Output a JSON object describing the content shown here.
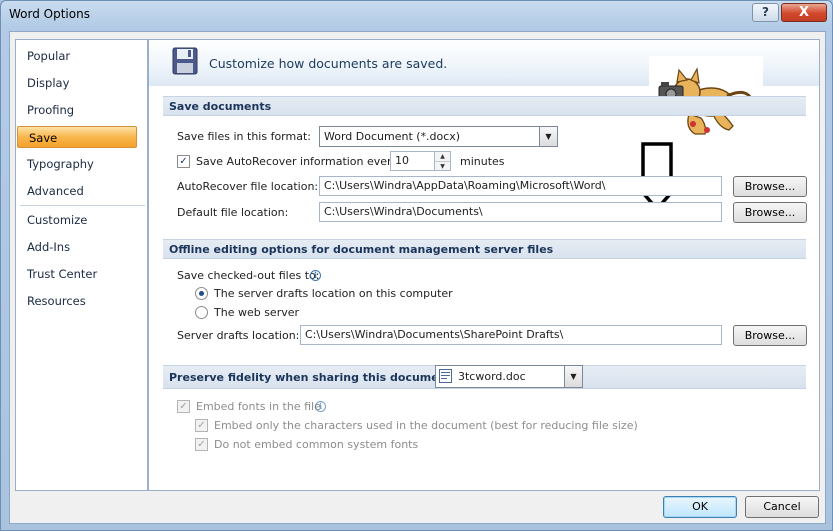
{
  "window": {
    "title": "Word Options",
    "help_label": "?",
    "close_label": "X"
  },
  "nav": {
    "items": [
      {
        "label": "Popular"
      },
      {
        "label": "Display"
      },
      {
        "label": "Proofing"
      },
      {
        "label": "Save"
      },
      {
        "label": "Typography"
      },
      {
        "label": "Advanced"
      },
      {
        "label": "Customize"
      },
      {
        "label": "Add-Ins"
      },
      {
        "label": "Trust Center"
      },
      {
        "label": "Resources"
      }
    ],
    "selected": "Save"
  },
  "banner": {
    "text": "Customize how documents are saved."
  },
  "save_documents": {
    "header": "Save documents",
    "format_label": "Save files in this format:",
    "format_value": "Word Document (*.docx)",
    "autorecover_label": "Save AutoRecover information every",
    "autorecover_minutes": "10",
    "minutes_label": "minutes",
    "autorecover_location_label": "AutoRecover file location:",
    "autorecover_location_value": "C:\\Users\\Windra\\AppData\\Roaming\\Microsoft\\Word\\",
    "default_location_label": "Default file location:",
    "default_location_value": "C:\\Users\\Windra\\Documents\\",
    "browse_label": "Browse..."
  },
  "offline": {
    "header": "Offline editing options for document management server files",
    "save_checked_out_label": "Save checked-out files to:",
    "radio_server": "The server drafts location on this computer",
    "radio_web": "The web server",
    "server_drafts_label": "Server drafts location:",
    "server_drafts_value": "C:\\Users\\Windra\\Documents\\SharePoint Drafts\\",
    "browse_label": "Browse..."
  },
  "fidelity": {
    "header": "Preserve fidelity when sharing this document:",
    "document_value": "3tcword.doc",
    "embed_fonts_label": "Embed fonts in the file",
    "embed_only_label": "Embed only the characters used in the document (best for reducing file size)",
    "no_common_label": "Do not embed common system fonts"
  },
  "footer": {
    "ok_label": "OK",
    "cancel_label": "Cancel"
  },
  "colors": {
    "selected_nav": "#f8b64c",
    "section_header_text": "#1b355a",
    "close_button": "#d2482d"
  }
}
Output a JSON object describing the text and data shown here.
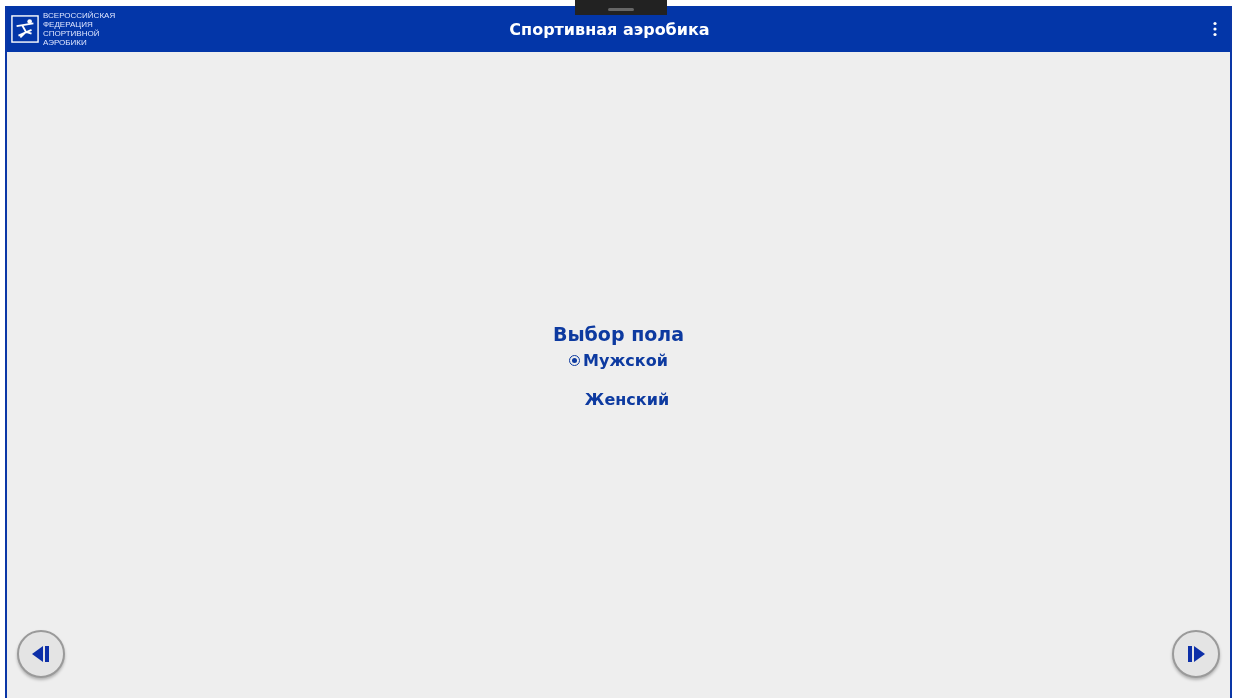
{
  "header": {
    "logo_lines": [
      "ВСЕРОССИЙСКАЯ",
      "ФЕДЕРАЦИЯ",
      "СПОРТИВНОЙ",
      "АЭРОБИКИ"
    ],
    "title": "Спортивная аэробика"
  },
  "gender_choice": {
    "heading": "Выбор пола",
    "options": [
      {
        "label": "Мужской",
        "selected": true
      },
      {
        "label": "Женский",
        "selected": false
      }
    ]
  }
}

++++++++++

## Task goal:
Copy all the records above exactly, but leave out the pictures.

## Task solution:
Output a JSON object describing the content shown here.
{
  "window": {
    "title": "Word Options",
    "help_label": "?",
    "close_label": "X"
  },
  "nav": {
    "items": [
      {
        "label": "Popular"
      },
      {
        "label": "Display"
      },
      {
        "label": "Proofing"
      },
      {
        "label": "Save"
      },
      {
        "label": "Typography"
      },
      {
        "label": "Advanced"
      },
      {
        "label": "Customize"
      },
      {
        "label": "Add-Ins"
      },
      {
        "label": "Trust Center"
      },
      {
        "label": "Resources"
      }
    ],
    "selected": "Save"
  },
  "banner": {
    "text": "Customize how documents are saved."
  },
  "save_documents": {
    "header": "Save documents",
    "format_label": "Save files in this format:",
    "format_value": "Word Document (*.docx)",
    "autorecover_label": "Save AutoRecover information every",
    "autorecover_minutes": "10",
    "minutes_label": "minutes",
    "autorecover_location_label": "AutoRecover file location:",
    "autorecover_location_value": "C:\\Users\\Windra\\AppData\\Roaming\\Microsoft\\Word\\",
    "default_location_label": "Default file location:",
    "default_location_value": "C:\\Users\\Windra\\Documents\\",
    "browse_label": "Browse..."
  },
  "offline": {
    "header": "Offline editing options for document management server files",
    "save_checked_out_label": "Save checked-out files to:",
    "radio_server": "The server drafts location on this computer",
    "radio_web": "The web server",
    "server_drafts_label": "Server drafts location:",
    "server_drafts_value": "C:\\Users\\Windra\\Documents\\SharePoint Drafts\\",
    "browse_label": "Browse..."
  },
  "fidelity": {
    "header": "Preserve fidelity when sharing this document:",
    "document_value": "3tcword.doc",
    "embed_fonts_label": "Embed fonts in the file",
    "embed_only_label": "Embed only the characters used in the document (best for reducing file size)",
    "no_common_label": "Do not embed common system fonts"
  },
  "footer": {
    "ok_label": "OK",
    "cancel_label": "Cancel"
  },
  "colors": {
    "selected_nav": "#f8b64c",
    "section_header_text": "#1b355a",
    "close_button": "#d2482d"
  }
}
Output a JSON object describing the text and data shown here.
{
  "header": {
    "logo_lines": [
      "ВСЕРОССИЙСКАЯ",
      "ФЕДЕРАЦИЯ",
      "СПОРТИВНОЙ",
      "АЭРОБИКИ"
    ],
    "title": "Спортивная аэробика"
  },
  "gender_choice": {
    "heading": "Выбор пола",
    "options": [
      {
        "label": "Мужской",
        "selected": true
      },
      {
        "label": "Женский",
        "selected": false
      }
    ]
  }
}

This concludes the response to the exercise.